Requires provenance tracking and line detection used in Process Files.



Args:

  text (str): The text to search in.

  label (str): Search term contained in a visual box with the content to extract.

  label_any (List<str>, optional): will search for each label in order and

      return the position of the first matching label.

  starts_after (str, optional): Narrows search space for finding the label.

      Only text following starts_after will be used for searching the label.

      Defaults to beginning of the original text.

  starts_after_any (List<str>, optional): Will search for each label in order and return

      the position of the first matching label.

  ends_before (str, optional): Narrows original text, only text before

      ends_before string will be used for searching the label. Defaults

      to end of the original text.

  ends_before_any (List<str>, optional): Will search for each label in order and return

      the position of the first matching label.

  left_pos (int, optional): Left position index.

  right_pos (int, optional): Right position index.

  e (int): Number of errors allowed in the match. By default 0.

  ignorecase (bool, optional): Whether casing should be ignored. By default false.

  pixel_tolerance (int, optional): Sets a number of pixels that a word can

      be past the side of a rectangle it is contained in. By default 2.

  exclude_label_line (bool, optional): If set to true, will remove the label

      used to find the rectangle from the output.



Returns:

    Returns content of the visual box containing the search term.

scan_line

scan_line(text, label=None, label_any=None, starts_after=None, starts_after_any=None, ends_before=None, ends_before_any=None, left_pos=None, right_pos=None, e=0, ignorecase=false)

Returns the line that has the label bounded by left_pos and right_pos params



Args:

    text (str): original text

    label (str, optional): string used for determining position

    label_any (List<str>, optional): will search for each label in order and return

        the position of the first matching label.

    starts_after (str, optional): narrows search space for finding the label.

        Only text following starts_after will be used for searching the label.

        Defaults to beginning of the original text.

    starts_after_any (List<str>, optional): will search for each label in order and return

        the position of the first matching label.

## Data lines
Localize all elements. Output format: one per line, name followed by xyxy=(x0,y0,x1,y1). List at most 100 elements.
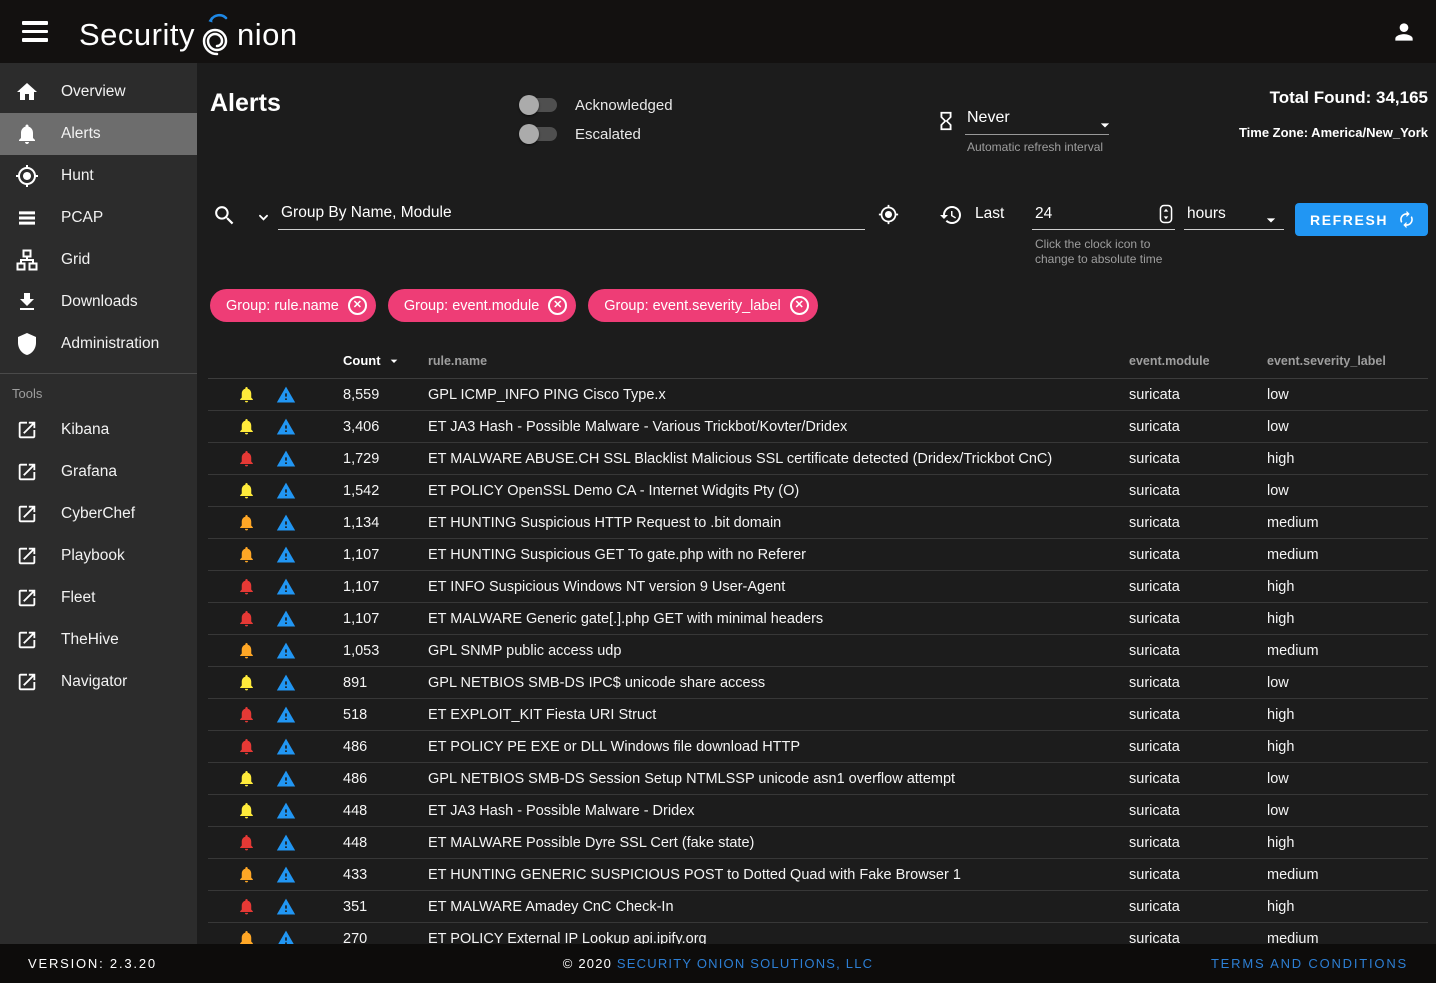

## Work instructions
1. In the function documentation, copy the passage from "label (str): Search" up to and including "return the position of the first matching label.".
2. In the function documentation, what is the default value of pixel_tolerance?

## Correct answers
1.
label (str): Search term contained in a visual box with the content to extract.

  label_any (List<str>, optional): will search for each label in order and

      return the position of the first matching label.

2. 2